* Set task: Transcribe the material exactly. Images do not belong in the copy.

* Data supplied:
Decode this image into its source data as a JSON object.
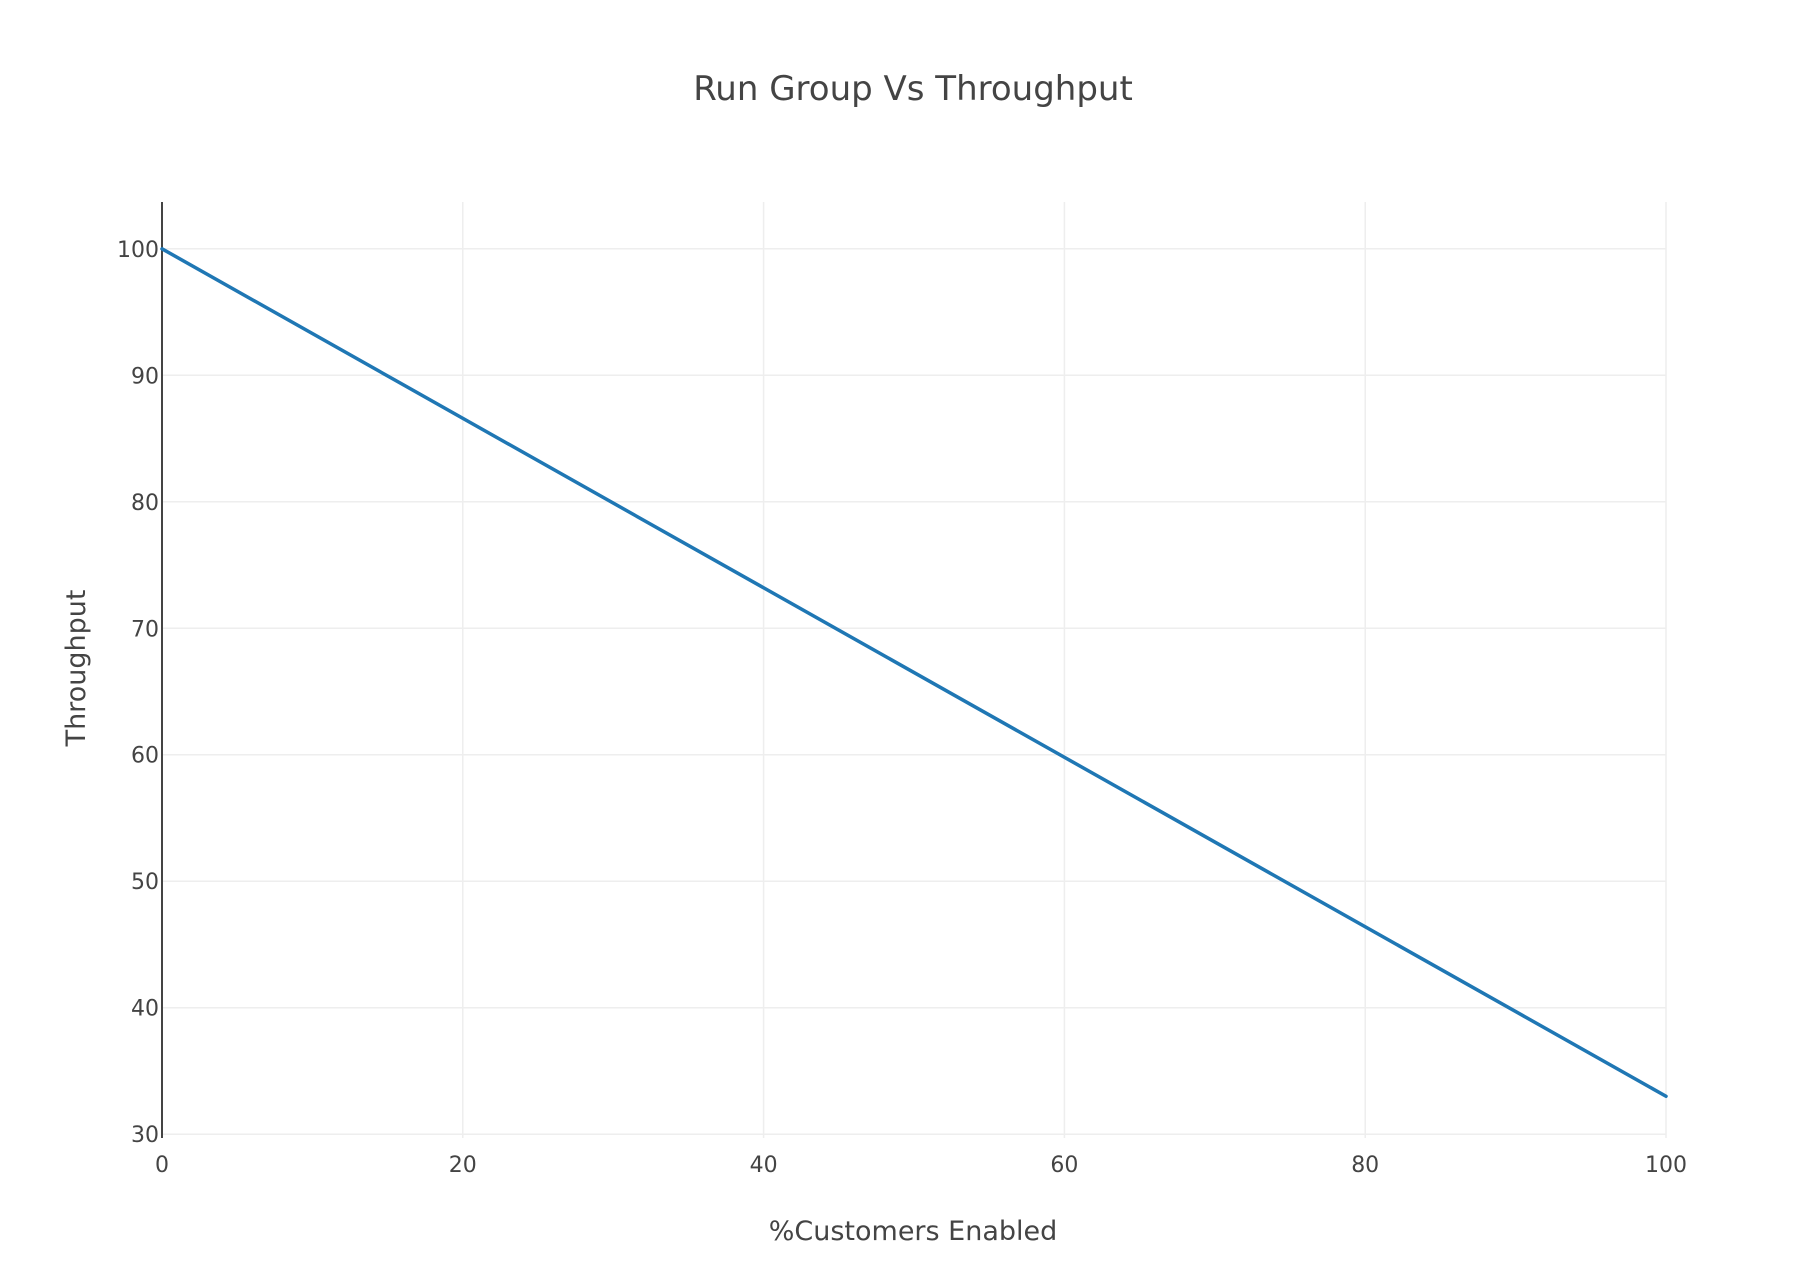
{
  "chart_data": {
    "type": "line",
    "title": "Run Group Vs Throughput",
    "xlabel": "%Customers Enabled",
    "ylabel": "Throughput",
    "xlim": [
      0,
      100
    ],
    "ylim": [
      29.7,
      103.7
    ],
    "x_ticks": [
      0,
      20,
      40,
      60,
      80,
      100
    ],
    "y_ticks": [
      30,
      40,
      50,
      60,
      70,
      80,
      90,
      100
    ],
    "grid": true,
    "legend": "none",
    "series": [
      {
        "x": [
          0,
          100
        ],
        "values": [
          100,
          33
        ],
        "color": "#1f77b4"
      }
    ]
  }
}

* Task output:
Decode this image into its source data as a JSON object.
{
  "chart_data": {
    "type": "line",
    "title": "Run Group Vs Throughput",
    "xlabel": "%Customers Enabled",
    "ylabel": "Throughput",
    "xlim": [
      0,
      100
    ],
    "ylim": [
      29.7,
      103.7
    ],
    "x_ticks": [
      0,
      20,
      40,
      60,
      80,
      100
    ],
    "y_ticks": [
      30,
      40,
      50,
      60,
      70,
      80,
      90,
      100
    ],
    "grid": true,
    "legend": "none",
    "series": [
      {
        "x": [
          0,
          100
        ],
        "values": [
          100,
          33
        ],
        "color": "#1f77b4"
      }
    ]
  }
}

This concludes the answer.